Filter the records below for the word "control". Copy each line that holds it.

[Recorded data]
- - -

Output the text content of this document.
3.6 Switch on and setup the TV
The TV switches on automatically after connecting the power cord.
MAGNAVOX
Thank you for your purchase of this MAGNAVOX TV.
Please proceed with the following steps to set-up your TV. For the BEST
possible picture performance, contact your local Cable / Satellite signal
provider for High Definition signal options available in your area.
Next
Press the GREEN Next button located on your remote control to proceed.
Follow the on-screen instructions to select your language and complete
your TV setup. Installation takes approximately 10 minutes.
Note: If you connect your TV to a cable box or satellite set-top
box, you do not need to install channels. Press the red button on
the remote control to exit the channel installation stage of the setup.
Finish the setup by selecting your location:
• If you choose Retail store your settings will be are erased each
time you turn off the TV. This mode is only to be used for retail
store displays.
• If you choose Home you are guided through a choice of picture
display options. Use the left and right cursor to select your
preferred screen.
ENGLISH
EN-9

- - -

Written response ::
Press the GREEN Next button located on your remote control to proceed.
the remote control to exit the channel installation stage of the setup.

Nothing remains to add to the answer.